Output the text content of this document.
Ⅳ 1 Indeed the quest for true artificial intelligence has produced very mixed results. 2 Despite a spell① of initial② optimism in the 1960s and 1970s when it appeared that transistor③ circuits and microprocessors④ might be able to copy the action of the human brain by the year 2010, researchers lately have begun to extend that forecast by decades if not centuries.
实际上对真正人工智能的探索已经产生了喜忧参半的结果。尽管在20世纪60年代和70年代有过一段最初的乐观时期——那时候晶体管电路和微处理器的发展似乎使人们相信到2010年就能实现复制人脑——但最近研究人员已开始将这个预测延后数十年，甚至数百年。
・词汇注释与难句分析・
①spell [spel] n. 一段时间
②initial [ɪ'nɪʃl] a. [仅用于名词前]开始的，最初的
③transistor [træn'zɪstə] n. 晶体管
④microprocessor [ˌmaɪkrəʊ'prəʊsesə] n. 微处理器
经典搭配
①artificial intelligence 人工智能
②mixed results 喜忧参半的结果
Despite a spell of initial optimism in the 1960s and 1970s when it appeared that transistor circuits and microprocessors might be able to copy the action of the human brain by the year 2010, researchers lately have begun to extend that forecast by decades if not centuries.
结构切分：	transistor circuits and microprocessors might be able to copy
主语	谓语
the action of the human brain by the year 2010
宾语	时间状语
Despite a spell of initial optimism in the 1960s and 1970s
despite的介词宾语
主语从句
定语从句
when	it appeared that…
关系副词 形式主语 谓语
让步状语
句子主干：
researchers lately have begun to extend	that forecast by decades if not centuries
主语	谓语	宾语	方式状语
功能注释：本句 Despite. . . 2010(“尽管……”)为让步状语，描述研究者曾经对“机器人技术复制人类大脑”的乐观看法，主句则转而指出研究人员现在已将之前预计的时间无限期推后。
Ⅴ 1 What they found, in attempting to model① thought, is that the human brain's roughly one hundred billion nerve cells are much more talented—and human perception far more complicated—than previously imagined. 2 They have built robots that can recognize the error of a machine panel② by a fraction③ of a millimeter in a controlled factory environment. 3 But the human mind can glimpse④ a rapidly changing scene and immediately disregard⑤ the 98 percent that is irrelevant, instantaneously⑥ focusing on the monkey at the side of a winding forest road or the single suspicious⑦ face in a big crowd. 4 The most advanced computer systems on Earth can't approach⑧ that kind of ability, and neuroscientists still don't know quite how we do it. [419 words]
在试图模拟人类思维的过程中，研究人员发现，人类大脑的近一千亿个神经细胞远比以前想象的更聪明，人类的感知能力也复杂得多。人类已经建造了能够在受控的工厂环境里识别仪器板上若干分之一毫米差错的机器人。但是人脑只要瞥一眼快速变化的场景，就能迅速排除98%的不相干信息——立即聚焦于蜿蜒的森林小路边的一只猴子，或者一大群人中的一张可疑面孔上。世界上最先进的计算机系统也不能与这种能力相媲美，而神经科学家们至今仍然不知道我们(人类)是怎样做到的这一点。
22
* * *
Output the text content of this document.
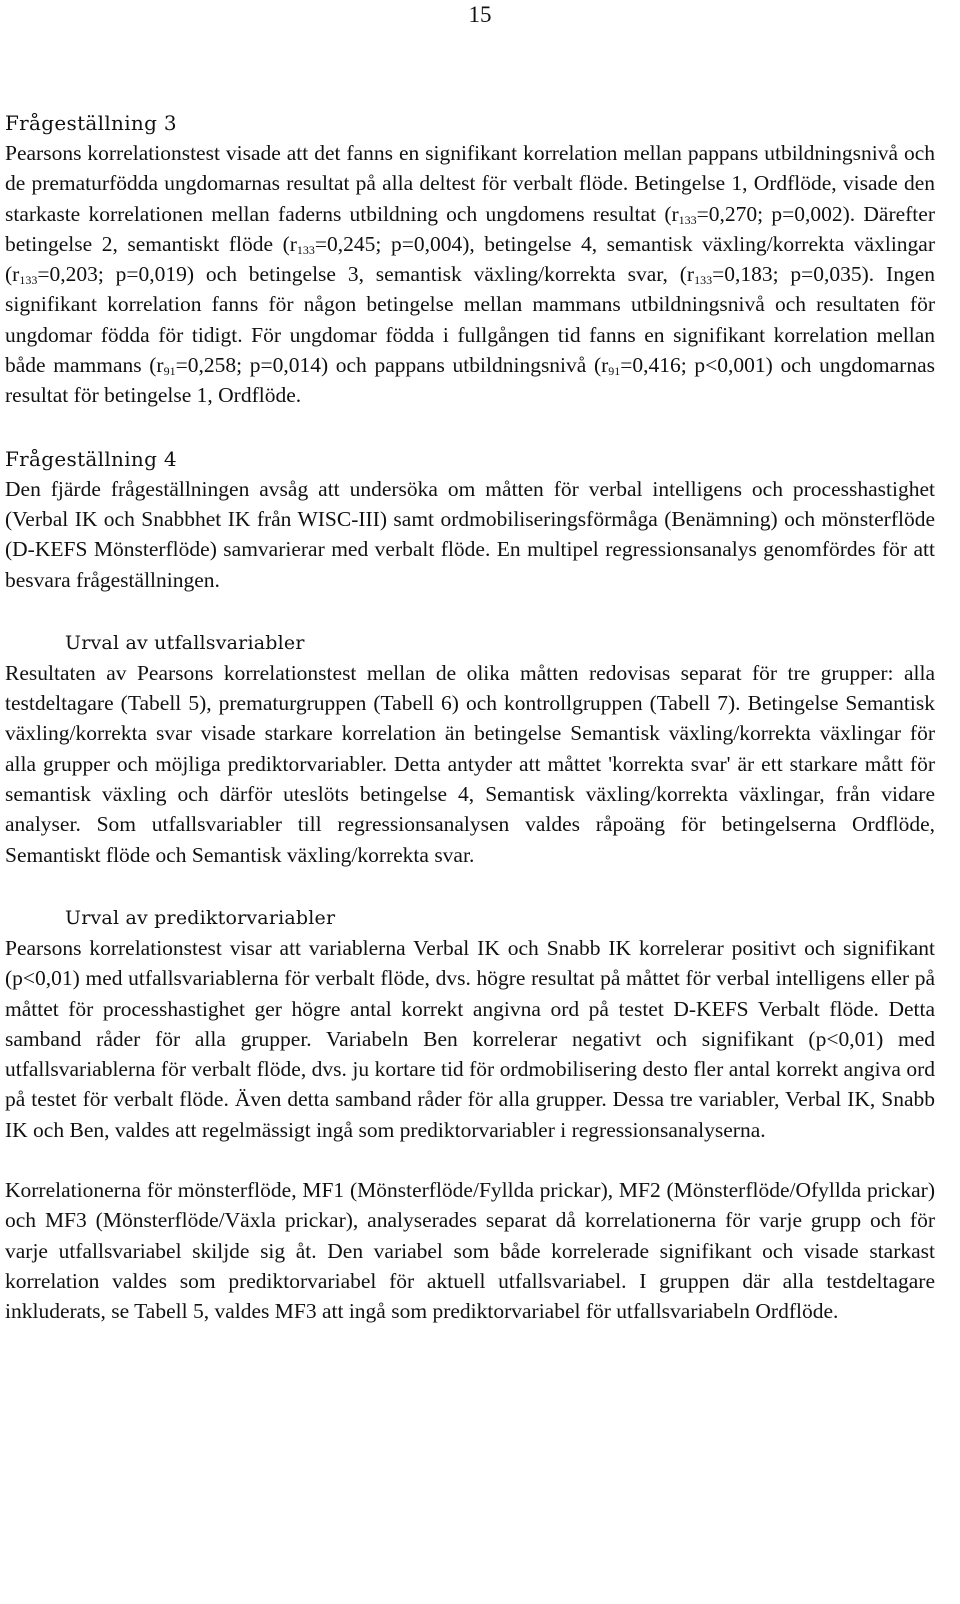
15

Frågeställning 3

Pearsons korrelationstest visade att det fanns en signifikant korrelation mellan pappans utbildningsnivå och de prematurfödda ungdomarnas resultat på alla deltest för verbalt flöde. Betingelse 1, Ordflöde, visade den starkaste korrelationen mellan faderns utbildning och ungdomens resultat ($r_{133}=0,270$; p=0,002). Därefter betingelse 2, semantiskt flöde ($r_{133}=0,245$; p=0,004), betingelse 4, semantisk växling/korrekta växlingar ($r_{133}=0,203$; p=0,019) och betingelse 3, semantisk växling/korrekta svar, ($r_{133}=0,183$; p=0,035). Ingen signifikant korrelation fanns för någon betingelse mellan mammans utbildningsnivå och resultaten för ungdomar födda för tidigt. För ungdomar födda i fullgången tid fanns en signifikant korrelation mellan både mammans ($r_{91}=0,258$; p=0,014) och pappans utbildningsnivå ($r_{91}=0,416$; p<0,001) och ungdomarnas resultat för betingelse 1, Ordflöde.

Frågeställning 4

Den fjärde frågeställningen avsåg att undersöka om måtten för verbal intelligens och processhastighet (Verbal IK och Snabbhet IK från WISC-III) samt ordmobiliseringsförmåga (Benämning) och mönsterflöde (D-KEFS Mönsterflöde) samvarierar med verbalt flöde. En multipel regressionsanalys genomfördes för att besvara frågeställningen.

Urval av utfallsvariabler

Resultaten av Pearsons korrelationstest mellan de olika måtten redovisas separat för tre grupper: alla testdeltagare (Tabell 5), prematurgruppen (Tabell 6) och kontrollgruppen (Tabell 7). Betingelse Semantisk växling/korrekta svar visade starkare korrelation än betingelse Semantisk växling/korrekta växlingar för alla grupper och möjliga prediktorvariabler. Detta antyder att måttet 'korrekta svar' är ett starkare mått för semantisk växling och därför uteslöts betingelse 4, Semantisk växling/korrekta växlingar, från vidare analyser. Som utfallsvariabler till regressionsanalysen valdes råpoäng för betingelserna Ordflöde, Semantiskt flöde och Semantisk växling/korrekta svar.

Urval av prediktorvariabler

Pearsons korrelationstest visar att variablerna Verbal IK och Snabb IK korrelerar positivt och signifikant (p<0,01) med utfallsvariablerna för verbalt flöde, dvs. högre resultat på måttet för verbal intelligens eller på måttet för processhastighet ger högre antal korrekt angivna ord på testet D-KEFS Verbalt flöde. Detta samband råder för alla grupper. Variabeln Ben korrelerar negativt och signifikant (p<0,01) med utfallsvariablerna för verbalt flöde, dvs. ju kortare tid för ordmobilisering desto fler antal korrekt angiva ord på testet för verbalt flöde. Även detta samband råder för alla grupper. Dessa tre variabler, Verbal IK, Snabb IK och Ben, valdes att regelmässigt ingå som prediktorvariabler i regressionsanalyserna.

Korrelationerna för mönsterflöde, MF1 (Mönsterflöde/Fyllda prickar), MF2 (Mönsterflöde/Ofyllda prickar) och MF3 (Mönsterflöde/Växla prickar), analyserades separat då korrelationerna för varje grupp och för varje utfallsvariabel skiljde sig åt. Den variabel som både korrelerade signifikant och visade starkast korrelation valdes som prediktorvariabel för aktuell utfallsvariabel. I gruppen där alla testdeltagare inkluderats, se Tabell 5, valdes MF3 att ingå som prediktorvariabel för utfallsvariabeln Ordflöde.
---
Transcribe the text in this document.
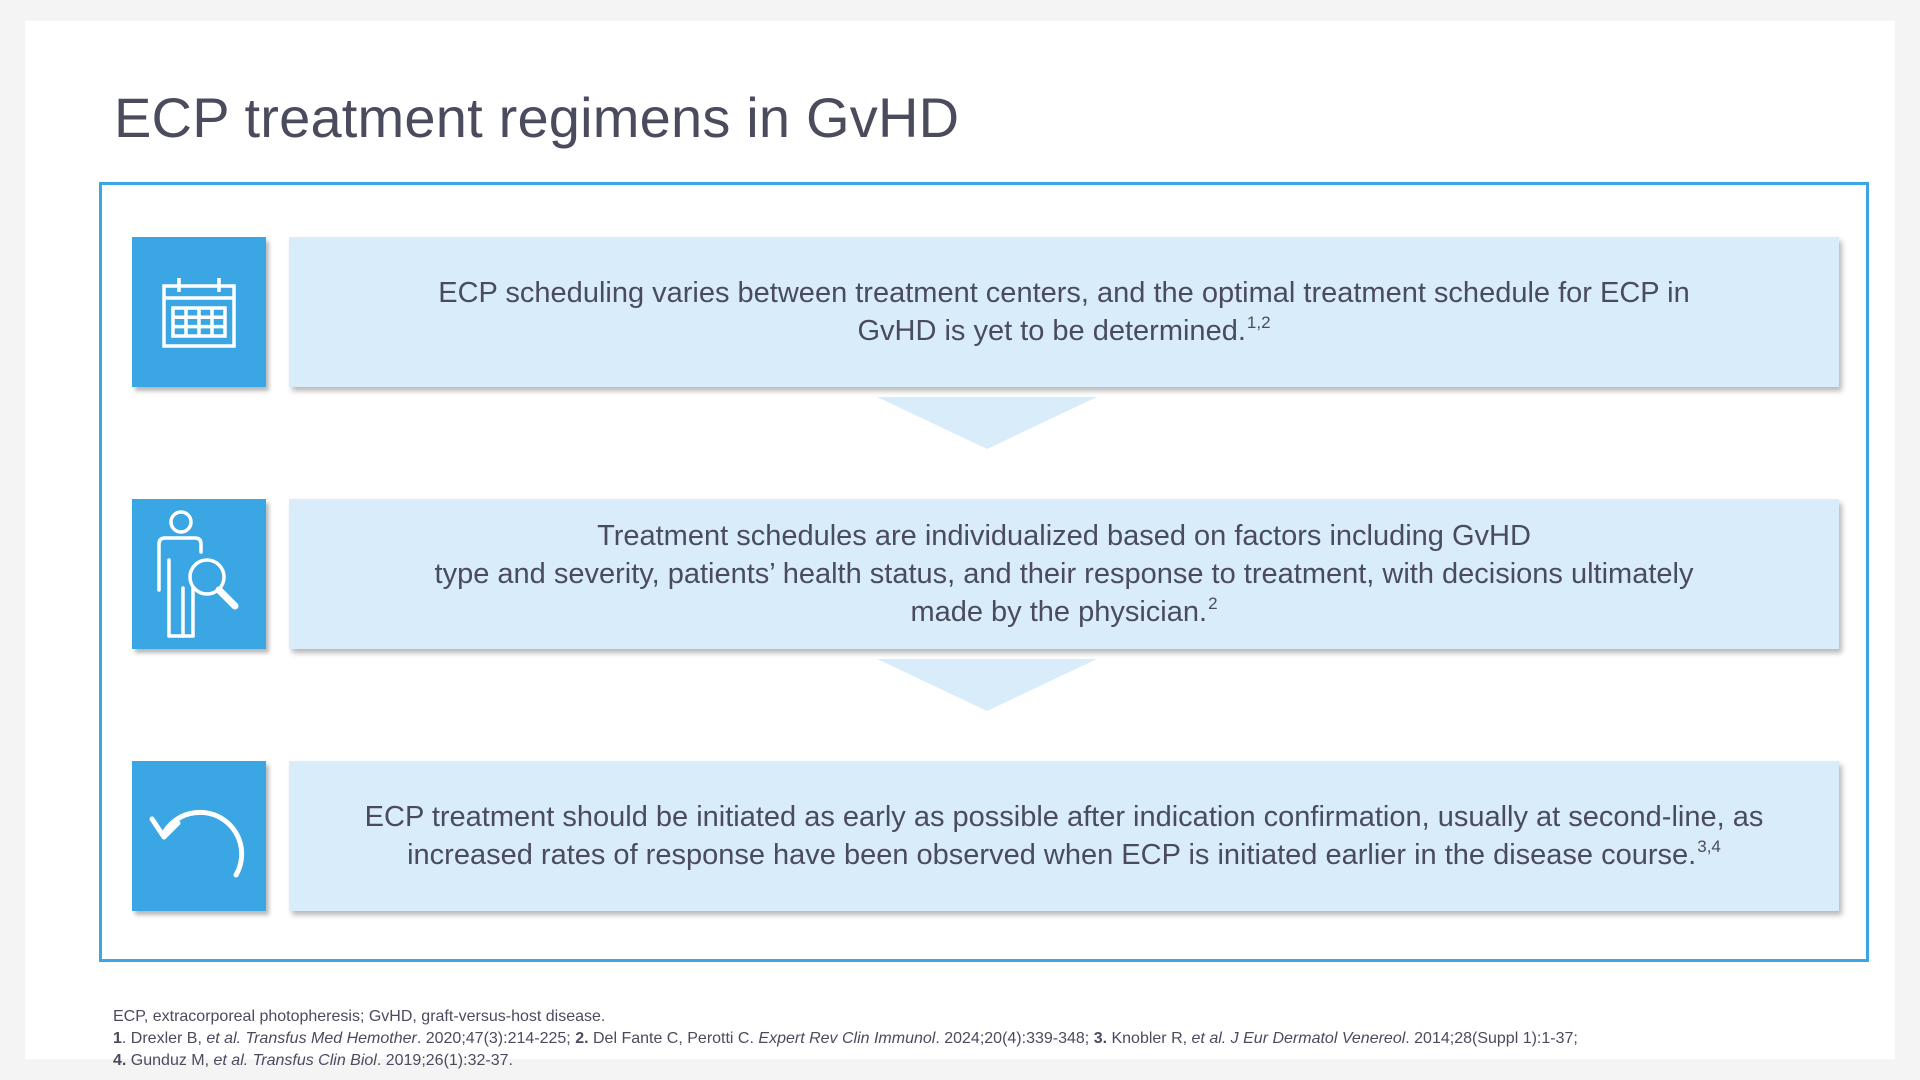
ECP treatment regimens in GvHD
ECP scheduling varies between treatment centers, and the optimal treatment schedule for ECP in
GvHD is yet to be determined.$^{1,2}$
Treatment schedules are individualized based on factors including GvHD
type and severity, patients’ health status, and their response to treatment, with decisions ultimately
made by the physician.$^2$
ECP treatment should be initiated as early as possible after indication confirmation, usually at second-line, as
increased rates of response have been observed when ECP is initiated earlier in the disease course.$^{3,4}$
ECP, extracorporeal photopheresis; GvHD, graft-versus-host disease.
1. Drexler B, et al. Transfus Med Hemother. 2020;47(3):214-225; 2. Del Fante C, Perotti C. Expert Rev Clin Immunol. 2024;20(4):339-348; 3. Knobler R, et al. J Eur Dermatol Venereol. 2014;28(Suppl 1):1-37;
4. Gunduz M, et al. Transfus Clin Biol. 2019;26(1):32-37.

Task requirements:
Filter the listing down to the lines holding the word "response", and return those.

Solved problem:
type and severity, patients’ health status, and their response to treatment, with decisions ultimately
increased rates of response have been observed when ECP is initiated earlier in the disease course.$^{3,4}$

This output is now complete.